- [Set task]:
Keep the images out and copy every entry below exactly.

Records about charts and figures
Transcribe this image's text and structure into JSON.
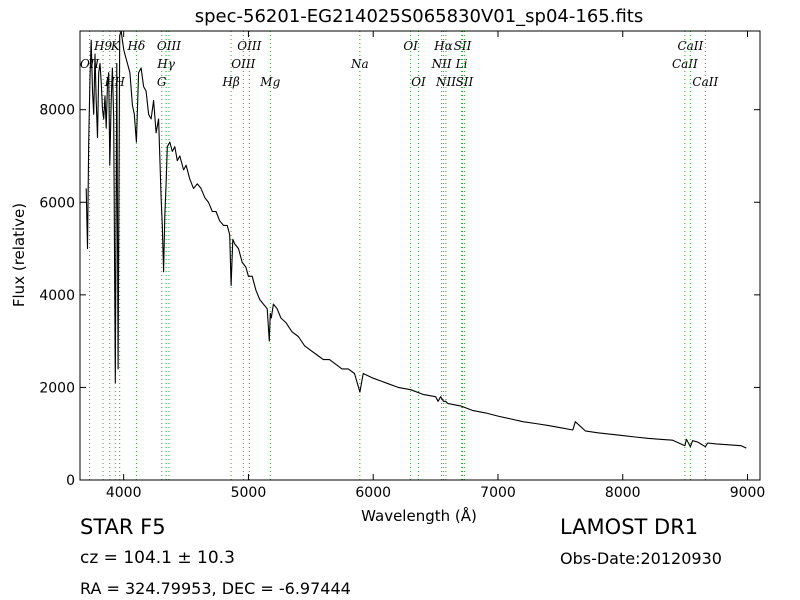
{
  "chart_data": {
    "type": "line",
    "title": "spec-56201-EG214025S065830V01_sp04-165.fits",
    "xlabel": "Wavelength (Å)",
    "ylabel": "Flux (relative)",
    "xlim": [
      3650,
      9100
    ],
    "ylim": [
      0,
      9700
    ],
    "xticks": [
      4000,
      5000,
      6000,
      7000,
      8000,
      9000
    ],
    "yticks": [
      0,
      2000,
      4000,
      6000,
      8000
    ],
    "line_color": "#000000",
    "marker_color": "#22aa22",
    "series": [
      {
        "x": [
          3700,
          3710,
          3720,
          3730,
          3740,
          3750,
          3760,
          3770,
          3780,
          3790,
          3800,
          3810,
          3820,
          3830,
          3840,
          3850,
          3860,
          3870,
          3880,
          3889,
          3900,
          3910,
          3920,
          3933,
          3945,
          3955,
          3968,
          3980,
          3990,
          4000,
          4010,
          4030,
          4050,
          4070,
          4085,
          4102,
          4120,
          4140,
          4160,
          4180,
          4200,
          4220,
          4240,
          4260,
          4280,
          4300,
          4310,
          4320,
          4330,
          4340,
          4350,
          4370,
          4390,
          4410,
          4430,
          4450,
          4480,
          4500,
          4530,
          4560,
          4590,
          4620,
          4650,
          4680,
          4710,
          4740,
          4770,
          4800,
          4830,
          4850,
          4861,
          4875,
          4890,
          4920,
          4950,
          4980,
          5000,
          5030,
          5060,
          5090,
          5120,
          5150,
          5167,
          5175,
          5183,
          5200,
          5230,
          5260,
          5300,
          5350,
          5400,
          5450,
          5500,
          5550,
          5600,
          5650,
          5700,
          5750,
          5800,
          5850,
          5893,
          5920,
          6000,
          6100,
          6200,
          6300,
          6400,
          6500,
          6520,
          6540,
          6563,
          6580,
          6600,
          6700,
          6800,
          6900,
          7000,
          7100,
          7200,
          7300,
          7400,
          7500,
          7600,
          7620,
          7700,
          7800,
          7900,
          8000,
          8100,
          8200,
          8300,
          8400,
          8498,
          8510,
          8542,
          8560,
          8600,
          8662,
          8680,
          8750,
          8850,
          8950,
          8990
        ],
        "y": [
          6300,
          5000,
          7300,
          8700,
          9500,
          8400,
          7900,
          9200,
          8200,
          7400,
          8800,
          9000,
          8600,
          8000,
          7800,
          8300,
          7600,
          8500,
          8800,
          6800,
          8200,
          8900,
          7800,
          2100,
          9000,
          2400,
          9600,
          9700,
          9500,
          9300,
          9200,
          9000,
          8800,
          8100,
          7900,
          7300,
          8800,
          8900,
          8500,
          8400,
          7900,
          7800,
          8200,
          7500,
          7800,
          6100,
          5500,
          4500,
          5700,
          6400,
          7200,
          7300,
          7100,
          7200,
          6900,
          7000,
          6700,
          6800,
          6500,
          6300,
          6400,
          6300,
          6100,
          6000,
          5800,
          5800,
          5600,
          5500,
          5500,
          5300,
          4200,
          5200,
          5100,
          5000,
          4700,
          4600,
          4400,
          4400,
          4100,
          3900,
          3800,
          3700,
          3000,
          3600,
          3500,
          3800,
          3700,
          3500,
          3400,
          3200,
          3100,
          2900,
          2800,
          2700,
          2600,
          2600,
          2500,
          2400,
          2400,
          2300,
          1900,
          2300,
          2200,
          2100,
          2000,
          1950,
          1850,
          1800,
          1700,
          1800,
          1700,
          1700,
          1650,
          1600,
          1500,
          1450,
          1380,
          1320,
          1260,
          1220,
          1180,
          1130,
          1080,
          1260,
          1060,
          1020,
          990,
          960,
          930,
          900,
          880,
          860,
          740,
          880,
          720,
          850,
          820,
          720,
          800,
          780,
          760,
          740,
          690
        ]
      }
    ],
    "lines": [
      {
        "name": "OII",
        "x": 3727,
        "row": 2
      },
      {
        "name": "H9",
        "x": 3835,
        "row": 1
      },
      {
        "name": "H",
        "x": 3889,
        "row": 3
      },
      {
        "name": "K",
        "x": 3933,
        "row": 1
      },
      {
        "name": "H",
        "x": 3968,
        "row": 3
      },
      {
        "name": "Hδ",
        "x": 4102,
        "row": 1
      },
      {
        "name": "G",
        "x": 4305,
        "row": 3
      },
      {
        "name": "Hγ",
        "x": 4340,
        "row": 2
      },
      {
        "name": "OIII",
        "x": 4363,
        "row": 1
      },
      {
        "name": "Hβ",
        "x": 4861,
        "row": 3
      },
      {
        "name": "OIII",
        "x": 4959,
        "row": 2
      },
      {
        "name": "OIII",
        "x": 5007,
        "row": 1
      },
      {
        "name": "Mg",
        "x": 5175,
        "row": 3
      },
      {
        "name": "Na",
        "x": 5893,
        "row": 2
      },
      {
        "name": "OI",
        "x": 6300,
        "row": 1
      },
      {
        "name": "OI",
        "x": 6363,
        "row": 3
      },
      {
        "name": "NII",
        "x": 6548,
        "row": 2
      },
      {
        "name": "Hα",
        "x": 6563,
        "row": 1
      },
      {
        "name": "NII",
        "x": 6583,
        "row": 3
      },
      {
        "name": "Li",
        "x": 6708,
        "row": 2
      },
      {
        "name": "SII",
        "x": 6716,
        "row": 1
      },
      {
        "name": "SII",
        "x": 6731,
        "row": 3
      },
      {
        "name": "CaII",
        "x": 8498,
        "row": 2
      },
      {
        "name": "CaII",
        "x": 8542,
        "row": 1
      },
      {
        "name": "CaII",
        "x": 8662,
        "row": 3
      }
    ]
  },
  "info": {
    "class_label": "STAR   F5",
    "cz": "cz = 104.1 ± 10.3",
    "coords": "RA = 324.79953, DEC = -6.97444",
    "survey": "LAMOST DR1",
    "obs_date": "Obs-Date:20120930"
  }
}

- [The output]:
Transcribe this image's text and structure into JSON.
{
  "chart_data": {
    "type": "line",
    "title": "spec-56201-EG214025S065830V01_sp04-165.fits",
    "xlabel": "Wavelength (Å)",
    "ylabel": "Flux (relative)",
    "xlim": [
      3650,
      9100
    ],
    "ylim": [
      0,
      9700
    ],
    "xticks": [
      4000,
      5000,
      6000,
      7000,
      8000,
      9000
    ],
    "yticks": [
      0,
      2000,
      4000,
      6000,
      8000
    ],
    "line_color": "#000000",
    "marker_color": "#22aa22",
    "series": [
      {
        "x": [
          3700,
          3710,
          3720,
          3730,
          3740,
          3750,
          3760,
          3770,
          3780,
          3790,
          3800,
          3810,
          3820,
          3830,
          3840,
          3850,
          3860,
          3870,
          3880,
          3889,
          3900,
          3910,
          3920,
          3933,
          3945,
          3955,
          3968,
          3980,
          3990,
          4000,
          4010,
          4030,
          4050,
          4070,
          4085,
          4102,
          4120,
          4140,
          4160,
          4180,
          4200,
          4220,
          4240,
          4260,
          4280,
          4300,
          4310,
          4320,
          4330,
          4340,
          4350,
          4370,
          4390,
          4410,
          4430,
          4450,
          4480,
          4500,
          4530,
          4560,
          4590,
          4620,
          4650,
          4680,
          4710,
          4740,
          4770,
          4800,
          4830,
          4850,
          4861,
          4875,
          4890,
          4920,
          4950,
          4980,
          5000,
          5030,
          5060,
          5090,
          5120,
          5150,
          5167,
          5175,
          5183,
          5200,
          5230,
          5260,
          5300,
          5350,
          5400,
          5450,
          5500,
          5550,
          5600,
          5650,
          5700,
          5750,
          5800,
          5850,
          5893,
          5920,
          6000,
          6100,
          6200,
          6300,
          6400,
          6500,
          6520,
          6540,
          6563,
          6580,
          6600,
          6700,
          6800,
          6900,
          7000,
          7100,
          7200,
          7300,
          7400,
          7500,
          7600,
          7620,
          7700,
          7800,
          7900,
          8000,
          8100,
          8200,
          8300,
          8400,
          8498,
          8510,
          8542,
          8560,
          8600,
          8662,
          8680,
          8750,
          8850,
          8950,
          8990
        ],
        "y": [
          6300,
          5000,
          7300,
          8700,
          9500,
          8400,
          7900,
          9200,
          8200,
          7400,
          8800,
          9000,
          8600,
          8000,
          7800,
          8300,
          7600,
          8500,
          8800,
          6800,
          8200,
          8900,
          7800,
          2100,
          9000,
          2400,
          9600,
          9700,
          9500,
          9300,
          9200,
          9000,
          8800,
          8100,
          7900,
          7300,
          8800,
          8900,
          8500,
          8400,
          7900,
          7800,
          8200,
          7500,
          7800,
          6100,
          5500,
          4500,
          5700,
          6400,
          7200,
          7300,
          7100,
          7200,
          6900,
          7000,
          6700,
          6800,
          6500,
          6300,
          6400,
          6300,
          6100,
          6000,
          5800,
          5800,
          5600,
          5500,
          5500,
          5300,
          4200,
          5200,
          5100,
          5000,
          4700,
          4600,
          4400,
          4400,
          4100,
          3900,
          3800,
          3700,
          3000,
          3600,
          3500,
          3800,
          3700,
          3500,
          3400,
          3200,
          3100,
          2900,
          2800,
          2700,
          2600,
          2600,
          2500,
          2400,
          2400,
          2300,
          1900,
          2300,
          2200,
          2100,
          2000,
          1950,
          1850,
          1800,
          1700,
          1800,
          1700,
          1700,
          1650,
          1600,
          1500,
          1450,
          1380,
          1320,
          1260,
          1220,
          1180,
          1130,
          1080,
          1260,
          1060,
          1020,
          990,
          960,
          930,
          900,
          880,
          860,
          740,
          880,
          720,
          850,
          820,
          720,
          800,
          780,
          760,
          740,
          690
        ]
      }
    ],
    "lines": [
      {
        "name": "OII",
        "x": 3727,
        "row": 2
      },
      {
        "name": "H9",
        "x": 3835,
        "row": 1
      },
      {
        "name": "H",
        "x": 3889,
        "row": 3
      },
      {
        "name": "K",
        "x": 3933,
        "row": 1
      },
      {
        "name": "H",
        "x": 3968,
        "row": 3
      },
      {
        "name": "Hδ",
        "x": 4102,
        "row": 1
      },
      {
        "name": "G",
        "x": 4305,
        "row": 3
      },
      {
        "name": "Hγ",
        "x": 4340,
        "row": 2
      },
      {
        "name": "OIII",
        "x": 4363,
        "row": 1
      },
      {
        "name": "Hβ",
        "x": 4861,
        "row": 3
      },
      {
        "name": "OIII",
        "x": 4959,
        "row": 2
      },
      {
        "name": "OIII",
        "x": 5007,
        "row": 1
      },
      {
        "name": "Mg",
        "x": 5175,
        "row": 3
      },
      {
        "name": "Na",
        "x": 5893,
        "row": 2
      },
      {
        "name": "OI",
        "x": 6300,
        "row": 1
      },
      {
        "name": "OI",
        "x": 6363,
        "row": 3
      },
      {
        "name": "NII",
        "x": 6548,
        "row": 2
      },
      {
        "name": "Hα",
        "x": 6563,
        "row": 1
      },
      {
        "name": "NII",
        "x": 6583,
        "row": 3
      },
      {
        "name": "Li",
        "x": 6708,
        "row": 2
      },
      {
        "name": "SII",
        "x": 6716,
        "row": 1
      },
      {
        "name": "SII",
        "x": 6731,
        "row": 3
      },
      {
        "name": "CaII",
        "x": 8498,
        "row": 2
      },
      {
        "name": "CaII",
        "x": 8542,
        "row": 1
      },
      {
        "name": "CaII",
        "x": 8662,
        "row": 3
      }
    ]
  },
  "info": {
    "class_label": "STAR   F5",
    "cz": "cz = 104.1 ± 10.3",
    "coords": "RA = 324.79953, DEC = -6.97444",
    "survey": "LAMOST DR1",
    "obs_date": "Obs-Date:20120930"
  }
}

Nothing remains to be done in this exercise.